Page text dataset records
▽
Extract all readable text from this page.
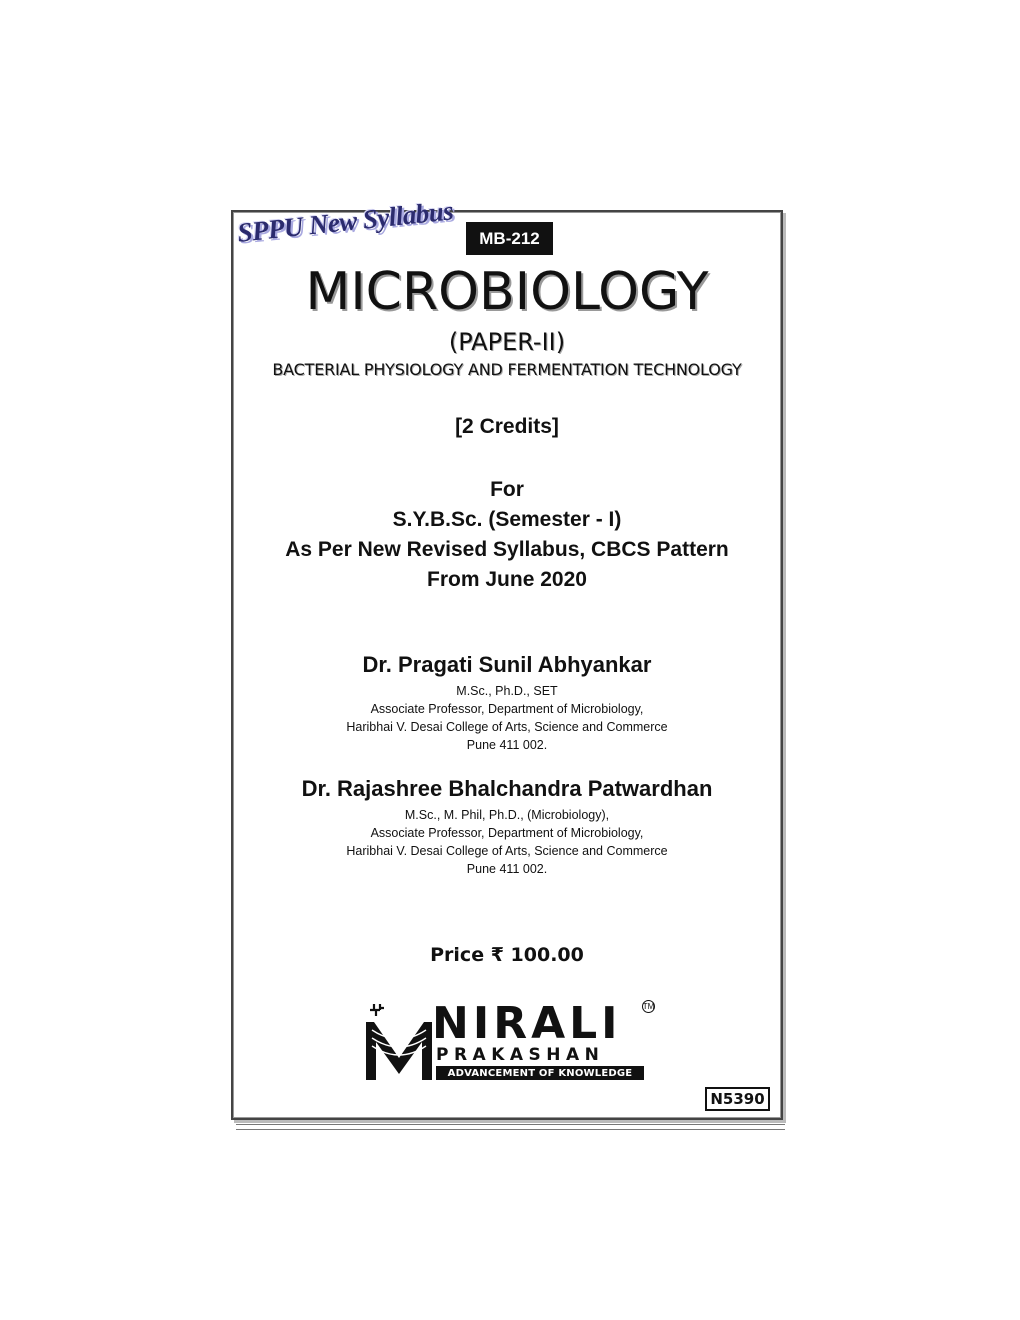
SPPU New Syllabus	MB-212
MICROBIOLOGY
(PAPER-II)
BACTERIAL PHYSIOLOGY AND FERMENTATION TECHNOLOGY
[2 Credits]
For
S.Y.B.Sc. (Semester - I)
As Per New Revised Syllabus, CBCS Pattern
From June 2020
Dr. Pragati Sunil Abhyankar
M.Sc., Ph.D., SET
Associate Professor, Department of Microbiology,
Haribhai V. Desai College of Arts, Science and Commerce
Pune 411 002.
Dr. Rajashree Bhalchandra Patwardhan
M.Sc., M. Phil, Ph.D., (Microbiology),
Associate Professor, Department of Microbiology,
Haribhai V. Desai College of Arts, Science and Commerce
Pune 411 002.
Price ₹ 100.00
NIRALI	TM
PRAKASHAN
ADVANCEMENT OF KNOWLEDGE
N5390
△
> [Description of the task]:
Keep the pictures out of the copy and return the rest of the data above exactly.

> [Output below]:
Extract all readable text from this page.
SPPU New Syllabus	MB-212
MICROBIOLOGY
(PAPER-II)
BACTERIAL PHYSIOLOGY AND FERMENTATION TECHNOLOGY
[2 Credits]
For
S.Y.B.Sc. (Semester - I)
As Per New Revised Syllabus, CBCS Pattern
From June 2020
Dr. Pragati Sunil Abhyankar
M.Sc., Ph.D., SET
Associate Professor, Department of Microbiology,
Haribhai V. Desai College of Arts, Science and Commerce
Pune 411 002.
Dr. Rajashree Bhalchandra Patwardhan
M.Sc., M. Phil, Ph.D., (Microbiology),
Associate Professor, Department of Microbiology,
Haribhai V. Desai College of Arts, Science and Commerce
Pune 411 002.
Price ₹ 100.00
NIRALI	TM
PRAKASHAN
ADVANCEMENT OF KNOWLEDGE
N5390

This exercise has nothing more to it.